> [TASK TO CARRY OUT]: Look through the lines and report how many include the word "color", giving nothing but the number.

***** INPUT DATA *****

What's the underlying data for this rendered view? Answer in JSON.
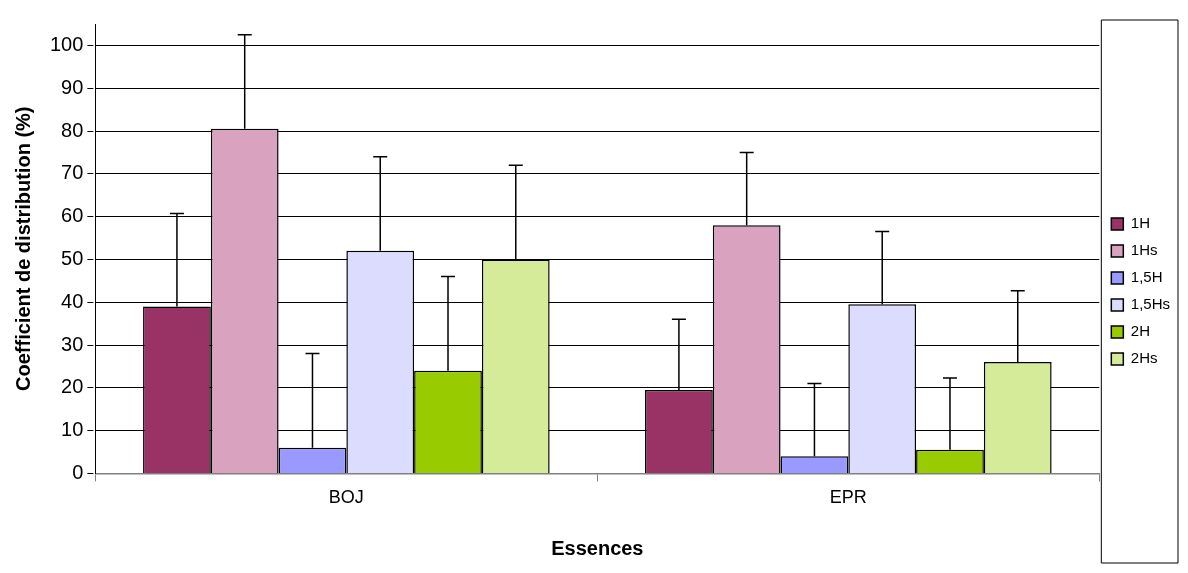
{
  "chart_data": {
    "type": "bar",
    "xlabel": "Essences",
    "ylabel": "Coefficient de distribution (%)",
    "categories": [
      "BOJ",
      "EPR"
    ],
    "series": [
      {
        "name": "1H",
        "color": "#993366",
        "values": [
          39,
          19.5
        ],
        "errors": [
          [
            39,
            60.7
          ],
          [
            19.5,
            36
          ]
        ]
      },
      {
        "name": "1Hs",
        "color": "#d9a3bf",
        "values": [
          80.5,
          58
        ],
        "errors": [
          [
            80.5,
            102.5
          ],
          [
            58,
            75
          ]
        ]
      },
      {
        "name": "1,5H",
        "color": "#9999ff",
        "values": [
          6,
          4
        ],
        "errors": [
          [
            6,
            28
          ],
          [
            4,
            21
          ]
        ]
      },
      {
        "name": "1,5Hs",
        "color": "#dcdcff",
        "values": [
          52,
          39.5
        ],
        "errors": [
          [
            52,
            74
          ],
          [
            39.5,
            56.5
          ]
        ]
      },
      {
        "name": "2H",
        "color": "#99cc00",
        "values": [
          24,
          5.5
        ],
        "errors": [
          [
            24,
            46
          ],
          [
            5.5,
            22.3
          ]
        ]
      },
      {
        "name": "2Hs",
        "color": "#d6eb99",
        "values": [
          50,
          26
        ],
        "errors": [
          [
            50,
            72
          ],
          [
            26,
            42.7
          ]
        ]
      }
    ],
    "ylim": [
      0,
      105
    ],
    "yticks": [
      0,
      10,
      20,
      30,
      40,
      50,
      60,
      70,
      80,
      90,
      100
    ],
    "grid": "y",
    "legend": "right"
  }
}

*****

> [RIGHT ANSWER]: 6